## Challenge
Gather, from the listing beneath this task, every line holding the string "UMPC".

--------------------

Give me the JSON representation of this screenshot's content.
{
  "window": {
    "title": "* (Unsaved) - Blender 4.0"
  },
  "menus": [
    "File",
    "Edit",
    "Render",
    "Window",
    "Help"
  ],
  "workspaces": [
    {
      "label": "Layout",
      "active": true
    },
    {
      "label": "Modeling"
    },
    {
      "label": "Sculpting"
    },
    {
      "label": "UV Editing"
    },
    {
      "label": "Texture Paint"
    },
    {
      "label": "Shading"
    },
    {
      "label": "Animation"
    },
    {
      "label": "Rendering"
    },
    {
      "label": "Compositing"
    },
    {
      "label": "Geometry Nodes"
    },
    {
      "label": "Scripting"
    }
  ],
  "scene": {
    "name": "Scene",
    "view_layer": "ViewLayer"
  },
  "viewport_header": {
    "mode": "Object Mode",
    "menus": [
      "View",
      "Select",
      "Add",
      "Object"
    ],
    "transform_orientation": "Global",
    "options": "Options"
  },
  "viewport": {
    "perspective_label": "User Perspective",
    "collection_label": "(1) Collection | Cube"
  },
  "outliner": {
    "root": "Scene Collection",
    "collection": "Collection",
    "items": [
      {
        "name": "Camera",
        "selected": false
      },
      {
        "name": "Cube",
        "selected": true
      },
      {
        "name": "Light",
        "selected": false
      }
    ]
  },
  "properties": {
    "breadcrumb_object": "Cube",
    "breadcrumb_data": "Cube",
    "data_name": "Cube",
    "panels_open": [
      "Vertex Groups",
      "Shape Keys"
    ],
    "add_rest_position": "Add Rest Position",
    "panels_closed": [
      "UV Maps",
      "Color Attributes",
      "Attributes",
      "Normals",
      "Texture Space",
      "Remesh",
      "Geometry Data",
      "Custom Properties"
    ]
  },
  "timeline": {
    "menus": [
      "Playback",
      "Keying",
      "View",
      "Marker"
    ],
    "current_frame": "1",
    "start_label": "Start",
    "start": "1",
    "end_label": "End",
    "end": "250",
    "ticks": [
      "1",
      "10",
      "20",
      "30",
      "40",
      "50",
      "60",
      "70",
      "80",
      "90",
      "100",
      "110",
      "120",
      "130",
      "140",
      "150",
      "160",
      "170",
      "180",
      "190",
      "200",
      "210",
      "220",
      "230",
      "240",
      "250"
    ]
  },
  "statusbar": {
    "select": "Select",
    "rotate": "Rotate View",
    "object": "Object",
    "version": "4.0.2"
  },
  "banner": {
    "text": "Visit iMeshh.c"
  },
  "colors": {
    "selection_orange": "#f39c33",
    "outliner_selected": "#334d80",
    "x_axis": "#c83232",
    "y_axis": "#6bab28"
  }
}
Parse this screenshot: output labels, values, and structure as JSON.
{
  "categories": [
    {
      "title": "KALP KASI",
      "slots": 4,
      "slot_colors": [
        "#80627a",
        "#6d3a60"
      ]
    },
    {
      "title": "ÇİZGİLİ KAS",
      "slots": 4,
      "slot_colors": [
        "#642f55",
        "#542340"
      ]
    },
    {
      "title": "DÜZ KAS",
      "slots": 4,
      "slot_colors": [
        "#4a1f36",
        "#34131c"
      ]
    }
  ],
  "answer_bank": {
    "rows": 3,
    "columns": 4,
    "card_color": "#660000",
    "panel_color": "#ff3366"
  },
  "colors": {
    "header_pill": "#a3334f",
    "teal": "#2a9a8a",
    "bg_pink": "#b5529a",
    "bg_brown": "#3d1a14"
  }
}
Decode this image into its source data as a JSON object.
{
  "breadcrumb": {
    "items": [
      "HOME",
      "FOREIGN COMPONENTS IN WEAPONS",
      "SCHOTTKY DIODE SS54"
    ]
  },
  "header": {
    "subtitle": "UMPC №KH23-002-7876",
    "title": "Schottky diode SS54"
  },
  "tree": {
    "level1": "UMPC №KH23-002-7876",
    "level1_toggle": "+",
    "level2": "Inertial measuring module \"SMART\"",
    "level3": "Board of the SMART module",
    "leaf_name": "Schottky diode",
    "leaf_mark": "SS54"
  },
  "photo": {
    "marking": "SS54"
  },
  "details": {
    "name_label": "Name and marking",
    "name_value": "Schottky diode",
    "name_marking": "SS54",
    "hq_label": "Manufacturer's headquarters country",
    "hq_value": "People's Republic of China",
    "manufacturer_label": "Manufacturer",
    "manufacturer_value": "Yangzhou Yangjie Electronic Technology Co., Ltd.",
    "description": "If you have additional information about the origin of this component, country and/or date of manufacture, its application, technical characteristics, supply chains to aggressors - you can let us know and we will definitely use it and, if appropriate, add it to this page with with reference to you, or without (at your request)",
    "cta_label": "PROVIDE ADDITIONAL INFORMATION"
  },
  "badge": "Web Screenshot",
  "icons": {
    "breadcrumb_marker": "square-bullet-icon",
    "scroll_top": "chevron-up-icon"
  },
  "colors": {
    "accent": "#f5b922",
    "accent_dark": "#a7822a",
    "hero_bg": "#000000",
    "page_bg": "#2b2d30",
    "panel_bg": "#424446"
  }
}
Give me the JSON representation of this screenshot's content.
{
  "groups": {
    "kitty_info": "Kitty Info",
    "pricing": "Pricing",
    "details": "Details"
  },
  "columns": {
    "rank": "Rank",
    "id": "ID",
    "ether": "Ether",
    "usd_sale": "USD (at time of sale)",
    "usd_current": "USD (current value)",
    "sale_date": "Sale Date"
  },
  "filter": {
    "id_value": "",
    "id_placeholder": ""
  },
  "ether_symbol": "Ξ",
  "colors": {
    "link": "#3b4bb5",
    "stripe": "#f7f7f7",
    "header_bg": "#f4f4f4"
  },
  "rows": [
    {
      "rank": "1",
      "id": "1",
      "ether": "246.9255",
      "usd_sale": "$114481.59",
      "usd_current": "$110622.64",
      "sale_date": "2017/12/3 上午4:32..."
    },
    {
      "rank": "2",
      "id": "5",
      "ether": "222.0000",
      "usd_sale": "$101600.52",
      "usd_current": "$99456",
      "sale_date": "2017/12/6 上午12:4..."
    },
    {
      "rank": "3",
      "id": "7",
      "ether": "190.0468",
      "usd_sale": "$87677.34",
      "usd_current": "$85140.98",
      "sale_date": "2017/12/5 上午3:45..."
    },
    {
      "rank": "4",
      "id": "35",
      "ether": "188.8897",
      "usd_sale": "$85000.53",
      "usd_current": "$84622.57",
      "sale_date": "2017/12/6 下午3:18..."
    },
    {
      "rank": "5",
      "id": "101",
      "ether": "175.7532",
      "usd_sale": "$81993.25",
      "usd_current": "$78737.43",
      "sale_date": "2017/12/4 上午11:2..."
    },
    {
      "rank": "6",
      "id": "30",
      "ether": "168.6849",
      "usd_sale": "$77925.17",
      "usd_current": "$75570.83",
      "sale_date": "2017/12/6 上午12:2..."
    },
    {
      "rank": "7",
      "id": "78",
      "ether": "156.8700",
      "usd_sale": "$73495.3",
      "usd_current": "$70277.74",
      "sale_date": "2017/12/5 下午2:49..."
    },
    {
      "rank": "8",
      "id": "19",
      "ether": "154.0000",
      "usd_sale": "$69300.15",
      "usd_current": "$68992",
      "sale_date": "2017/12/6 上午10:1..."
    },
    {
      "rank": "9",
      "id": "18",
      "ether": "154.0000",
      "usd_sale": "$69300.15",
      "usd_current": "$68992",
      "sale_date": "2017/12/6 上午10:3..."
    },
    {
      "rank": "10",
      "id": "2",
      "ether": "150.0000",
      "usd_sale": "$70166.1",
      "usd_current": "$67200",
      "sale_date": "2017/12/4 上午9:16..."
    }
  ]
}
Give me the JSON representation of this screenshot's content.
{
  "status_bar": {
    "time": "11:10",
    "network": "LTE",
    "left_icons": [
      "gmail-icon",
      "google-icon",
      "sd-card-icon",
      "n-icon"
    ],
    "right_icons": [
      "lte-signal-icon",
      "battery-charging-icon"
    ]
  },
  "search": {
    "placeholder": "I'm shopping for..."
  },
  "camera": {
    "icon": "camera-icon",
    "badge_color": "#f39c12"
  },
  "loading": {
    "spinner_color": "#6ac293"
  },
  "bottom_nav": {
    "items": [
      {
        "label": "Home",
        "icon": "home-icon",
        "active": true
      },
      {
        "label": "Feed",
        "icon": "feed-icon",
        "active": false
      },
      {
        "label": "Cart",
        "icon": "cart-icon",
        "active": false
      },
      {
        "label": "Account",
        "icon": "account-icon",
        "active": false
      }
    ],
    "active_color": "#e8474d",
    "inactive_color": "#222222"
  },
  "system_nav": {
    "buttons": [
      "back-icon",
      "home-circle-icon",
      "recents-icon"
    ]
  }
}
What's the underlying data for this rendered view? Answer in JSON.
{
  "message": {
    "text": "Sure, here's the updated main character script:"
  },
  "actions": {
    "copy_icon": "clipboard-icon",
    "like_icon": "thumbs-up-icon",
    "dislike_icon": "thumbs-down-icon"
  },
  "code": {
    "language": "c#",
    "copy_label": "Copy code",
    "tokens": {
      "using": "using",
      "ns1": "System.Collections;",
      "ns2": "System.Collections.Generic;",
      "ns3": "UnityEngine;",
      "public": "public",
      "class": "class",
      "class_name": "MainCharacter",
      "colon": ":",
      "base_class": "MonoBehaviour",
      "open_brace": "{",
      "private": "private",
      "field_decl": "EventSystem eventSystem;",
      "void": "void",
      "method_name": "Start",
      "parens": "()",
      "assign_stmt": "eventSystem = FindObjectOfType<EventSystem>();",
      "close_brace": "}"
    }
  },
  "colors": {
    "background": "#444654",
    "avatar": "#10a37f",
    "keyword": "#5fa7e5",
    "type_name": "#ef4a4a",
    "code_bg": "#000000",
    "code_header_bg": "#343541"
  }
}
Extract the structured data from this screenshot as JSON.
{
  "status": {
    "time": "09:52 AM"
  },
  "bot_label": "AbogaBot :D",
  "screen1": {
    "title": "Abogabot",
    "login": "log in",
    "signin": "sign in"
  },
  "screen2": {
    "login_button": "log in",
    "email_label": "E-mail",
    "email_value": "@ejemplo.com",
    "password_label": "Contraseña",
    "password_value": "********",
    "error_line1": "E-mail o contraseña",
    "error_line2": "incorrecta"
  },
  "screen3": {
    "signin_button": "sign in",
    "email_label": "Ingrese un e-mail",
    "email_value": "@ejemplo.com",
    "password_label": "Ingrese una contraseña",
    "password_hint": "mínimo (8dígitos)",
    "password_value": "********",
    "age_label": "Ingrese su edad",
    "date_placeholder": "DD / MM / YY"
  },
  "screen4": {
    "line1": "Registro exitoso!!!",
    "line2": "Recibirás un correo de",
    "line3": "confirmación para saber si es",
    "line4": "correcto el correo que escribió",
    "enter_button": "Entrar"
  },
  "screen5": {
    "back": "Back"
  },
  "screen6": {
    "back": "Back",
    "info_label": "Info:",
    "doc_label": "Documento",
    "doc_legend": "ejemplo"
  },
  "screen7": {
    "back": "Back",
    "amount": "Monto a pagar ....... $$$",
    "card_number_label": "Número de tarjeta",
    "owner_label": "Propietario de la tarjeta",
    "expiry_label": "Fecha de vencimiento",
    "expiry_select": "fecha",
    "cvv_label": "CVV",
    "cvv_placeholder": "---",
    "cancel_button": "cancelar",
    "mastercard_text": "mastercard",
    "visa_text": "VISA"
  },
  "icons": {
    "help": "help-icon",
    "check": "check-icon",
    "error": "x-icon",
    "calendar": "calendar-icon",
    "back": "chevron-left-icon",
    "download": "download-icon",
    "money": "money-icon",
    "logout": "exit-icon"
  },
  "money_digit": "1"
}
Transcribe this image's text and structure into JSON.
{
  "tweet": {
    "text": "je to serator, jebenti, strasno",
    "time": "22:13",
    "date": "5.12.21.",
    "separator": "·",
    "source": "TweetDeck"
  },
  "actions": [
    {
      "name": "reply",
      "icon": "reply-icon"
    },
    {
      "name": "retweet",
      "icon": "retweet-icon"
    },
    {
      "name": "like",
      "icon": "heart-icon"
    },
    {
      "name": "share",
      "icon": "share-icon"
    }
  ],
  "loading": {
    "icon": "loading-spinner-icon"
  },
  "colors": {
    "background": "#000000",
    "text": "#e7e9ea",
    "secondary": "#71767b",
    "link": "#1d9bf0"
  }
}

--------------------

## Result for this exercise
    "subtitle": "UMPC №KH23-002-7876",
    "level1": "UMPC №KH23-002-7876",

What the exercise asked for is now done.